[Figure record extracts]
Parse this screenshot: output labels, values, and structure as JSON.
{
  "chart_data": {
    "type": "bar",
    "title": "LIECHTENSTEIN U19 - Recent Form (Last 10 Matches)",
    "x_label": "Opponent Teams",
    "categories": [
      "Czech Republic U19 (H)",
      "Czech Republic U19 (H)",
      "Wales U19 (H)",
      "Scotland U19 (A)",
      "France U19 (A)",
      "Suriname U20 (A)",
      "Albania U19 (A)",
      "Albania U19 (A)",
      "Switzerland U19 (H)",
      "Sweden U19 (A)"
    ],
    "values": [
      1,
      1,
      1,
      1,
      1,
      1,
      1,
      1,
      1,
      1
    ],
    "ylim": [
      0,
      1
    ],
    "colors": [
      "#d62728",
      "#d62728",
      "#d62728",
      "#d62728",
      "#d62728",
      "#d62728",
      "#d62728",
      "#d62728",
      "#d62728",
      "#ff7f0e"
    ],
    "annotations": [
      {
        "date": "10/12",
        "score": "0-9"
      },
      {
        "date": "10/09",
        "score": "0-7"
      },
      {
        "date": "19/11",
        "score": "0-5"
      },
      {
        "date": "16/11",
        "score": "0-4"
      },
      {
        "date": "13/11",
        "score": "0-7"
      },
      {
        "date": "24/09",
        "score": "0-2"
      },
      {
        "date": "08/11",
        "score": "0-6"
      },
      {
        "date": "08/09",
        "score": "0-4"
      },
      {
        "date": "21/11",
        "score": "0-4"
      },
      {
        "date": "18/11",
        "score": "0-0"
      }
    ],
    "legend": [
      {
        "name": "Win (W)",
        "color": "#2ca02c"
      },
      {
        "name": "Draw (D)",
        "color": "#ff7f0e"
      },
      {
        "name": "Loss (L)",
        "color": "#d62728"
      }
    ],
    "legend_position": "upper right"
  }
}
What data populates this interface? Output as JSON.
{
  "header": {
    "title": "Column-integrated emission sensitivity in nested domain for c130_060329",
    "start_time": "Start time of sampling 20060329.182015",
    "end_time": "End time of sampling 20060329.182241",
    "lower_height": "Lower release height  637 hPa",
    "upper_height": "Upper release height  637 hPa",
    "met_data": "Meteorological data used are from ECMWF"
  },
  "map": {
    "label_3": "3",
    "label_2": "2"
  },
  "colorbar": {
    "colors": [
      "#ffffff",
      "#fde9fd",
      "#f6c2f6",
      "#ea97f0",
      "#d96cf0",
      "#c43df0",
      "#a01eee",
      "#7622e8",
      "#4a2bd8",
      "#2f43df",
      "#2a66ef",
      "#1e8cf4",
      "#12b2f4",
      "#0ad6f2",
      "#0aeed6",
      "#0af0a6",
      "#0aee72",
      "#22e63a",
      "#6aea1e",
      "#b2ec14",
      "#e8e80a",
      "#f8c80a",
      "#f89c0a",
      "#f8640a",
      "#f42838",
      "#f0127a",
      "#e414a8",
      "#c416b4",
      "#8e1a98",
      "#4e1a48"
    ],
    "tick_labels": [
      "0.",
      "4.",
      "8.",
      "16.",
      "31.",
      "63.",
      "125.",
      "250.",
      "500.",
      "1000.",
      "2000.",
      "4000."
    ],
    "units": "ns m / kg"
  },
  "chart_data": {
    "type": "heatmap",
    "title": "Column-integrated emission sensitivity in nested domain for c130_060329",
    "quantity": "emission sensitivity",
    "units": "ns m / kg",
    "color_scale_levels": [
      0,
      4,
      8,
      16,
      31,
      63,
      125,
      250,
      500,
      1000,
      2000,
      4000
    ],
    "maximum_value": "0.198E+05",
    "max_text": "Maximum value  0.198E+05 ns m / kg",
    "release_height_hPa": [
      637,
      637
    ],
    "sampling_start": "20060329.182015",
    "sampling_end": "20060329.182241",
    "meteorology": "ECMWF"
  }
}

[Directions for this task]
From the records above, extract each line exactly as shown.

[Written response]
Parse this screenshot: output labels, values, and structure as JSON.
{
  "chart_data": {
    "type": "bar",
    "title": "LIECHTENSTEIN U19 - Recent Form (Last 10 Matches)",
    "x_label": "Opponent Teams",
    "categories": [
      "Czech Republic U19 (H)",
      "Czech Republic U19 (H)",
      "Wales U19 (H)",
      "Scotland U19 (A)",
      "France U19 (A)",
      "Suriname U20 (A)",
      "Albania U19 (A)",
      "Albania U19 (A)",
      "Switzerland U19 (H)",
      "Sweden U19 (A)"
    ],
    "values": [
      1,
      1,
      1,
      1,
      1,
      1,
      1,
      1,
      1,
      1
    ],
    "ylim": [
      0,
      1
    ],
    "colors": [
      "#d62728",
      "#d62728",
      "#d62728",
      "#d62728",
      "#d62728",
      "#d62728",
      "#d62728",
      "#d62728",
      "#d62728",
      "#ff7f0e"
    ],
    "annotations": [
      {
        "date": "10/12",
        "score": "0-9"
      },
      {
        "date": "10/09",
        "score": "0-7"
      },
      {
        "date": "19/11",
        "score": "0-5"
      },
      {
        "date": "16/11",
        "score": "0-4"
      },
      {
        "date": "13/11",
        "score": "0-7"
      },
      {
        "date": "24/09",
        "score": "0-2"
      },
      {
        "date": "08/11",
        "score": "0-6"
      },
      {
        "date": "08/09",
        "score": "0-4"
      },
      {
        "date": "21/11",
        "score": "0-4"
      },
      {
        "date": "18/11",
        "score": "0-0"
      }
    ],
    "legend": [
      {
        "name": "Win (W)",
        "color": "#2ca02c"
      },
      {
        "name": "Draw (D)",
        "color": "#ff7f0e"
      },
      {
        "name": "Loss (L)",
        "color": "#d62728"
      }
    ],
    "legend_position": "upper right"
  }
}
What data populates this interface? Output as JSON.
{
  "header": {
    "title": "Column-integrated emission sensitivity in nested domain for c130_060329",
    "start_time": "Start time of sampling 20060329.182015",
    "end_time": "End time of sampling 20060329.182241",
    "lower_height": "Lower release height  637 hPa",
    "upper_height": "Upper release height  637 hPa",
    "met_data": "Meteorological data used are from ECMWF"
  },
  "map": {
    "label_3": "3",
    "label_2": "2"
  },
  "colorbar": {
    "colors": [
      "#ffffff",
      "#fde9fd",
      "#f6c2f6",
      "#ea97f0",
      "#d96cf0",
      "#c43df0",
      "#a01eee",
      "#7622e8",
      "#4a2bd8",
      "#2f43df",
      "#2a66ef",
      "#1e8cf4",
      "#12b2f4",
      "#0ad6f2",
      "#0aeed6",
      "#0af0a6",
      "#0aee72",
      "#22e63a",
      "#6aea1e",
      "#b2ec14",
      "#e8e80a",
      "#f8c80a",
      "#f89c0a",
      "#f8640a",
      "#f42838",
      "#f0127a",
      "#e414a8",
      "#c416b4",
      "#8e1a98",
      "#4e1a48"
    ],
    "tick_labels": [
      "0.",
      "4.",
      "8.",
      "16.",
      "31.",
      "63.",
      "125.",
      "250.",
      "500.",
      "1000.",
      "2000.",
      "4000."
    ],
    "units": "ns m / kg"
  },
  "chart_data": {
    "type": "heatmap",
    "title": "Column-integrated emission sensitivity in nested domain for c130_060329",
    "quantity": "emission sensitivity",
    "units": "ns m / kg",
    "color_scale_levels": [
      0,
      4,
      8,
      16,
      31,
      63,
      125,
      250,
      500,
      1000,
      2000,
      4000
    ],
    "maximum_value": "0.198E+05",
    "max_text": "Maximum value  0.198E+05 ns m / kg",
    "release_height_hPa": [
      637,
      637
    ],
    "sampling_start": "20060329.182015",
    "sampling_end": "20060329.182241",
    "meteorology": "ECMWF"
  }
}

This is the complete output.